Source material
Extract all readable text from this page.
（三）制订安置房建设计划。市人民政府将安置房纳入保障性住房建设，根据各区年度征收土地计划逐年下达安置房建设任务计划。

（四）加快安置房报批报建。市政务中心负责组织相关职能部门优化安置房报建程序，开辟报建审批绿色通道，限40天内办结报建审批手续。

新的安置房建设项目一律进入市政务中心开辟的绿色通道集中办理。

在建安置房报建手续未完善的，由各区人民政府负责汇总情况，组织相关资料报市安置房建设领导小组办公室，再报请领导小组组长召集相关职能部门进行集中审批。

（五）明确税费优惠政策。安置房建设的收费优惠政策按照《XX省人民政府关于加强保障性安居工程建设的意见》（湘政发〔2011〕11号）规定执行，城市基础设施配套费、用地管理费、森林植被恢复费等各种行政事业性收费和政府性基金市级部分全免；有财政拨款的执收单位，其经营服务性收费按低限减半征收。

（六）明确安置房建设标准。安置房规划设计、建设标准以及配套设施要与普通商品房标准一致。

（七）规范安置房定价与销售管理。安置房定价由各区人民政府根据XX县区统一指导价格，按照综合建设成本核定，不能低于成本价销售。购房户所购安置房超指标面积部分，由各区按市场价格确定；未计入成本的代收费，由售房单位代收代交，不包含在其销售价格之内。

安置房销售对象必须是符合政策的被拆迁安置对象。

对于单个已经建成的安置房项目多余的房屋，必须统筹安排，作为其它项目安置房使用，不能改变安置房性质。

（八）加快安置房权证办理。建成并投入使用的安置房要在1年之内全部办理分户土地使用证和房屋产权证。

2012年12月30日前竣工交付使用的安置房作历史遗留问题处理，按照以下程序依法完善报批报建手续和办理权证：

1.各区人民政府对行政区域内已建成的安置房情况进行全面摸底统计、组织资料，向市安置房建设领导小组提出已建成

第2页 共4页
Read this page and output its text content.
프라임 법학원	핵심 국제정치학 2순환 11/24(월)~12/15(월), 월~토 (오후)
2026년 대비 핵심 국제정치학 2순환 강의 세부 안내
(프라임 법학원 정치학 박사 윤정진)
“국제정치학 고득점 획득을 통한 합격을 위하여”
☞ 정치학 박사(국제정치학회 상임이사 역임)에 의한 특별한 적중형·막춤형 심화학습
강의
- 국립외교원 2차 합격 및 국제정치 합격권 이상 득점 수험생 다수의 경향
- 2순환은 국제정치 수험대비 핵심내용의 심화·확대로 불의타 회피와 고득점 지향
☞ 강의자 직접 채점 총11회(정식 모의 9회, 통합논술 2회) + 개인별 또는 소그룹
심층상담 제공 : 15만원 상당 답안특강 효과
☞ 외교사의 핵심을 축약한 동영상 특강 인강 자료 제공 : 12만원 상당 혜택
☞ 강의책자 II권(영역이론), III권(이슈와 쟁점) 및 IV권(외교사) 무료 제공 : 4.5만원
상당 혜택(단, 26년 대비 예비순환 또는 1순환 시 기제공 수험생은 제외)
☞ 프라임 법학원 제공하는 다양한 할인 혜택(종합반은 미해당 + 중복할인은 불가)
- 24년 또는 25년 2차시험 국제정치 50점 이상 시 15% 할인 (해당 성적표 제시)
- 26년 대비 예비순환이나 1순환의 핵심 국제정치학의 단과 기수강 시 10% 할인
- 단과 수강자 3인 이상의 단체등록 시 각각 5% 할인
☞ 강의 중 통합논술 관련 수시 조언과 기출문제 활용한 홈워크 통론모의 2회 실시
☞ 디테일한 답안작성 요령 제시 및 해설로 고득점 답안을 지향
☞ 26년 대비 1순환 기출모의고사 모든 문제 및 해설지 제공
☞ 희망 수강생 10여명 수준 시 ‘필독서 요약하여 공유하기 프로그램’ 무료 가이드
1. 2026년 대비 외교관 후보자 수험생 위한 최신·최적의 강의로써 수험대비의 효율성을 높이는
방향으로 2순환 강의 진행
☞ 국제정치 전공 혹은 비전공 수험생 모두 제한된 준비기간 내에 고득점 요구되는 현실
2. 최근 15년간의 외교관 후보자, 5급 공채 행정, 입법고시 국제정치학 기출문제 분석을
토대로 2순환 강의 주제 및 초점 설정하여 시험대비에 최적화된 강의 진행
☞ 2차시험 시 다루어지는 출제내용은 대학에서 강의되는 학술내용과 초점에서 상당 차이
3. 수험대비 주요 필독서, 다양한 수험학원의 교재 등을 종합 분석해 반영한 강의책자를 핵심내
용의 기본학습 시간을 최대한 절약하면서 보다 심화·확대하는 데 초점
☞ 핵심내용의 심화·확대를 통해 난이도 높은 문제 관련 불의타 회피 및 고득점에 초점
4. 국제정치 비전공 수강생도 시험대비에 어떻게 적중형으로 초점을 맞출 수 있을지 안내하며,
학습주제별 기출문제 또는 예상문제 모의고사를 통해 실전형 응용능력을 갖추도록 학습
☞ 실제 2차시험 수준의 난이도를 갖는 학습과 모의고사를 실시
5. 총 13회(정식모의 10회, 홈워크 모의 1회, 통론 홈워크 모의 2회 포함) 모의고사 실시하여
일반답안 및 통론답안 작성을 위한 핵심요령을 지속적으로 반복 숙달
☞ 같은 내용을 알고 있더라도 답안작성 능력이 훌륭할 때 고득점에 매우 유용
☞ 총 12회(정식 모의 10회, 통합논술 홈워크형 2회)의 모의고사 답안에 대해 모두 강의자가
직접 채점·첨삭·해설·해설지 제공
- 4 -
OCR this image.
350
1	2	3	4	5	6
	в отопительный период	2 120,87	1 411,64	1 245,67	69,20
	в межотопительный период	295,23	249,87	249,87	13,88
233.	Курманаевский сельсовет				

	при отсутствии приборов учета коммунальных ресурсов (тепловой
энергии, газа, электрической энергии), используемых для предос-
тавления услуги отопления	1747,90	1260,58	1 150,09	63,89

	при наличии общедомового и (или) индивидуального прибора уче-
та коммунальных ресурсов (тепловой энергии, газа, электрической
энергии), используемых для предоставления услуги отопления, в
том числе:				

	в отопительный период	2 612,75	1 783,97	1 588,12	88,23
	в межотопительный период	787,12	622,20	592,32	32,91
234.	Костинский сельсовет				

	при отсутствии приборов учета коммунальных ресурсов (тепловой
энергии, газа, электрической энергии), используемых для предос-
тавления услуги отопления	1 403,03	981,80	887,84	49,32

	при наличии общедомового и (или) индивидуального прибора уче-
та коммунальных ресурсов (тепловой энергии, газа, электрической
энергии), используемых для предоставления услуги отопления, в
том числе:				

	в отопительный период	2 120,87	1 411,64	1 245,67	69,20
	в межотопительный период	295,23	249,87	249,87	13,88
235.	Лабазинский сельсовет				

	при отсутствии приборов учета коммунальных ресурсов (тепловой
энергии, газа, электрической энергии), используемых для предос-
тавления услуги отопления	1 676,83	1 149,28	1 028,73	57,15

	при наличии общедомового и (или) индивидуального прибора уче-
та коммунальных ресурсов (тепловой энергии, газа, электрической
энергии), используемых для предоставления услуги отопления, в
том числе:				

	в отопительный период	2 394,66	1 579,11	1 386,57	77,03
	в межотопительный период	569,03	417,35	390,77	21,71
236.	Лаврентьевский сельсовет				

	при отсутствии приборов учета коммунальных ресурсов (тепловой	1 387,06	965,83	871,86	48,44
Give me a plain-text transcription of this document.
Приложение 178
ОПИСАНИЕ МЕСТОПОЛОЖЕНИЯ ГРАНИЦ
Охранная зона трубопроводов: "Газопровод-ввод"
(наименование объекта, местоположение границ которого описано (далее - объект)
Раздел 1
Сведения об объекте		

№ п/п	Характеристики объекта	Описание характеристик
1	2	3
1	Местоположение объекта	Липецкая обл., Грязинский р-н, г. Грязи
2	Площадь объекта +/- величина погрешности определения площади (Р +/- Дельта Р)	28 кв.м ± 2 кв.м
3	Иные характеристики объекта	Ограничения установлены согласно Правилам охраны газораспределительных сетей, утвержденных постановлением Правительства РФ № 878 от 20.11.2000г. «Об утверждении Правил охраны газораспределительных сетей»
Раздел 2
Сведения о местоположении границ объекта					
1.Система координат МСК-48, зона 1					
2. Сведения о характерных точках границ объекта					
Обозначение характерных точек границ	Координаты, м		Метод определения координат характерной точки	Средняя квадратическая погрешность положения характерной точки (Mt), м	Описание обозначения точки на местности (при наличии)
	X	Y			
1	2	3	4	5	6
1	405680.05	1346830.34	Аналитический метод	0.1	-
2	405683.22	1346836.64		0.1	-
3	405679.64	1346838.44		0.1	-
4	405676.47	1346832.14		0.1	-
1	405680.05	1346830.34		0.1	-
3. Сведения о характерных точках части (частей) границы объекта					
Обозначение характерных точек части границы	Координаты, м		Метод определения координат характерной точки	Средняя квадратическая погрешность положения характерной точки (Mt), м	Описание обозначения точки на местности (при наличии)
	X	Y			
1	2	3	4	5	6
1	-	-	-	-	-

What the task requires
Copy each line above that contains the word "시험대비에".

Answer to this task
토대로 2순환 강의 주제 및 초점 설정하여 시험대비에 최적화된 강의 진행
4. 국제정치 비전공 수강생도 시험대비에 어떻게 적중형으로 초점을 맞출 수 있을지 안내하며,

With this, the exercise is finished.